Restate the records below word for word.

Records for processing:
= = = =

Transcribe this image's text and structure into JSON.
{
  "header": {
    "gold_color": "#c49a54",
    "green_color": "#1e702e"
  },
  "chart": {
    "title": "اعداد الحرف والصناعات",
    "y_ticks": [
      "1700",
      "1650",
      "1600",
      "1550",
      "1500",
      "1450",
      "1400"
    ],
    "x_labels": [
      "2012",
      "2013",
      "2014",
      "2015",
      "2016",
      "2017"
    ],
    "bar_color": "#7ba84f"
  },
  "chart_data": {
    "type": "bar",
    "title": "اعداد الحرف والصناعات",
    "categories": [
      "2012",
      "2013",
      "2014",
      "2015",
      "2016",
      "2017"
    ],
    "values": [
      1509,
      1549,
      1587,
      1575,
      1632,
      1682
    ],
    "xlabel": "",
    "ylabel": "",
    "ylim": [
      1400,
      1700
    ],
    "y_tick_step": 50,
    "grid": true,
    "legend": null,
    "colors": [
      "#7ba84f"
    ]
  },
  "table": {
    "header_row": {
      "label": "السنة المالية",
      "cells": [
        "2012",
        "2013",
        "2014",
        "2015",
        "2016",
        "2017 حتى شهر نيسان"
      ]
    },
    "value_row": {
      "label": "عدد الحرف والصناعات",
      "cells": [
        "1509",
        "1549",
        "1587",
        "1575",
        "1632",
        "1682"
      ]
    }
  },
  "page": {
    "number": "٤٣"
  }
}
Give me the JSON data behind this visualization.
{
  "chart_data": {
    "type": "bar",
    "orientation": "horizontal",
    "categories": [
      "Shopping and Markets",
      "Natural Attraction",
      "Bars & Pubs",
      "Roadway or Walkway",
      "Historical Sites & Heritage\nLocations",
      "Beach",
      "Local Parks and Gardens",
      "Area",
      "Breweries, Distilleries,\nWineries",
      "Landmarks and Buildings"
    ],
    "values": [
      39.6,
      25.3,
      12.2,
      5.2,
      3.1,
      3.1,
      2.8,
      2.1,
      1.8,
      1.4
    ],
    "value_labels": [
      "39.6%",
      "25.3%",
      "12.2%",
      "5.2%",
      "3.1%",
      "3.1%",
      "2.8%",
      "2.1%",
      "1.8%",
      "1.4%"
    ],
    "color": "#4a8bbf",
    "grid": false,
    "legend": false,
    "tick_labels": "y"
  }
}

= = = =

Exercise answer:
Transcribe this image's text and structure into JSON.
{
  "header": {
    "gold_color": "#c49a54",
    "green_color": "#1e702e"
  },
  "chart": {
    "title": "اعداد الحرف والصناعات",
    "y_ticks": [
      "1700",
      "1650",
      "1600",
      "1550",
      "1500",
      "1450",
      "1400"
    ],
    "x_labels": [
      "2012",
      "2013",
      "2014",
      "2015",
      "2016",
      "2017"
    ],
    "bar_color": "#7ba84f"
  },
  "chart_data": {
    "type": "bar",
    "title": "اعداد الحرف والصناعات",
    "categories": [
      "2012",
      "2013",
      "2014",
      "2015",
      "2016",
      "2017"
    ],
    "values": [
      1509,
      1549,
      1587,
      1575,
      1632,
      1682
    ],
    "xlabel": "",
    "ylabel": "",
    "ylim": [
      1400,
      1700
    ],
    "y_tick_step": 50,
    "grid": true,
    "legend": null,
    "colors": [
      "#7ba84f"
    ]
  },
  "table": {
    "header_row": {
      "label": "السنة المالية",
      "cells": [
        "2012",
        "2013",
        "2014",
        "2015",
        "2016",
        "2017 حتى شهر نيسان"
      ]
    },
    "value_row": {
      "label": "عدد الحرف والصناعات",
      "cells": [
        "1509",
        "1549",
        "1587",
        "1575",
        "1632",
        "1682"
      ]
    }
  },
  "page": {
    "number": "٤٣"
  }
}
Give me the JSON data behind this visualization.
{
  "chart_data": {
    "type": "bar",
    "orientation": "horizontal",
    "categories": [
      "Shopping and Markets",
      "Natural Attraction",
      "Bars & Pubs",
      "Roadway or Walkway",
      "Historical Sites & Heritage\nLocations",
      "Beach",
      "Local Parks and Gardens",
      "Area",
      "Breweries, Distilleries,\nWineries",
      "Landmarks and Buildings"
    ],
    "values": [
      39.6,
      25.3,
      12.2,
      5.2,
      3.1,
      3.1,
      2.8,
      2.1,
      1.8,
      1.4
    ],
    "value_labels": [
      "39.6%",
      "25.3%",
      "12.2%",
      "5.2%",
      "3.1%",
      "3.1%",
      "2.8%",
      "2.1%",
      "1.8%",
      "1.4%"
    ],
    "color": "#4a8bbf",
    "grid": false,
    "legend": false,
    "tick_labels": "y"
  }
}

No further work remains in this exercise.